■ **TASK REQUIREMENTS**
Go through the data below and gather each line containing "color".
--*--
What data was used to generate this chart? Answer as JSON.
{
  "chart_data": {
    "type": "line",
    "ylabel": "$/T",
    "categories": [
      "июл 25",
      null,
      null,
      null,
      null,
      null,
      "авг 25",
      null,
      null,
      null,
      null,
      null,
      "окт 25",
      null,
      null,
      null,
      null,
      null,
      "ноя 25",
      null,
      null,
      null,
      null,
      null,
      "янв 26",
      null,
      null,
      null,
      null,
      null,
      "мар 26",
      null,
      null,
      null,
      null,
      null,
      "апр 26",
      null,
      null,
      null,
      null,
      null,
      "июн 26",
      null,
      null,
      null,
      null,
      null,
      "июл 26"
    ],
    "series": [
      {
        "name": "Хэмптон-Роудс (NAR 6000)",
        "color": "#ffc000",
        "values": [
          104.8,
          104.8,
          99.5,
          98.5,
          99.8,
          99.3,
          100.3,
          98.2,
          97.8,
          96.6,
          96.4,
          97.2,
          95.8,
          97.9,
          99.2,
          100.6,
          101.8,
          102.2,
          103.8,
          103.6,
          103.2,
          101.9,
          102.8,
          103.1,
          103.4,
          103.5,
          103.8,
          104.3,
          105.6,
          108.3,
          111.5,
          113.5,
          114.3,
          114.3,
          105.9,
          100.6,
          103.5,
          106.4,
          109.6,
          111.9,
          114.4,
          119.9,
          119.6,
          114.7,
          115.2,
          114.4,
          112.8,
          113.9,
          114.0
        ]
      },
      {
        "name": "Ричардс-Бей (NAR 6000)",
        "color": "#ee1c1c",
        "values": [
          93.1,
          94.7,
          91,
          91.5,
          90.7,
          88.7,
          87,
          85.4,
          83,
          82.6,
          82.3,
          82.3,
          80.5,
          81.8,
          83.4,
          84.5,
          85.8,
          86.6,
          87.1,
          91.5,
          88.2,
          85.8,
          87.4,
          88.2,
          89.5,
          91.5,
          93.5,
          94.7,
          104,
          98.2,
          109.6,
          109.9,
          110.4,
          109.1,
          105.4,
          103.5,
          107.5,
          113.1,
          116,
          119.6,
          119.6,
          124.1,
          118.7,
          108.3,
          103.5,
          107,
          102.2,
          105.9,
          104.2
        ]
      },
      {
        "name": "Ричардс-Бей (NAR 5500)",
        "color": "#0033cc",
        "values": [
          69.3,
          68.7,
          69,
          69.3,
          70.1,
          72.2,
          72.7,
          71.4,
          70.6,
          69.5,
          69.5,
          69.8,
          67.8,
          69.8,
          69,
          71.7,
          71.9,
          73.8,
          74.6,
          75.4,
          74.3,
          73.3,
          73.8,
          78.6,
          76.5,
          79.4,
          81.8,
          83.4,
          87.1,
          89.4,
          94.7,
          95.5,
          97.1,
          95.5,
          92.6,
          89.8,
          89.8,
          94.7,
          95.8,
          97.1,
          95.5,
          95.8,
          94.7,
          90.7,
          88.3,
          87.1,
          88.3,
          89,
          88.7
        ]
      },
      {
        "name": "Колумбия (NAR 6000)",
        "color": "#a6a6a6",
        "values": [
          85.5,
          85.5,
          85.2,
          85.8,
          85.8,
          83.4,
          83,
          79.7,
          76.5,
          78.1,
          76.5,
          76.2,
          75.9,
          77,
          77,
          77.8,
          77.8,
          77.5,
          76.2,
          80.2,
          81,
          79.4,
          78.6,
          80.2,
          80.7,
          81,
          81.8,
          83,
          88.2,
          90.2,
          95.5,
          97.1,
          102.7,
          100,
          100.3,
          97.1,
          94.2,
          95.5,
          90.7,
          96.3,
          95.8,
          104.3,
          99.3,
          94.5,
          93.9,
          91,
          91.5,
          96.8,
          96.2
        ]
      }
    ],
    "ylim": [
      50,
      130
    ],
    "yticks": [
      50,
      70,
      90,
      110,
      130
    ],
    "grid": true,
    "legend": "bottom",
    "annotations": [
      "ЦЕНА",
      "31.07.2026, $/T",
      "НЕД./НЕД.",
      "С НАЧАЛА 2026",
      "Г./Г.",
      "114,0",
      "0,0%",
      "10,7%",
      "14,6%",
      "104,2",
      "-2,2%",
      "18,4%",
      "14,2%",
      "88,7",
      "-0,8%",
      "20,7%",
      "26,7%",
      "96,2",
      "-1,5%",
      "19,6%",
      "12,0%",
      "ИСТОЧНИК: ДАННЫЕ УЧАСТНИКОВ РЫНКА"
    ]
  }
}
--*--
■ **CORRECT RESULT**
        "color": "#ffc000",
        "color": "#ee1c1c",
        "color": "#0033cc",
        "color": "#a6a6a6",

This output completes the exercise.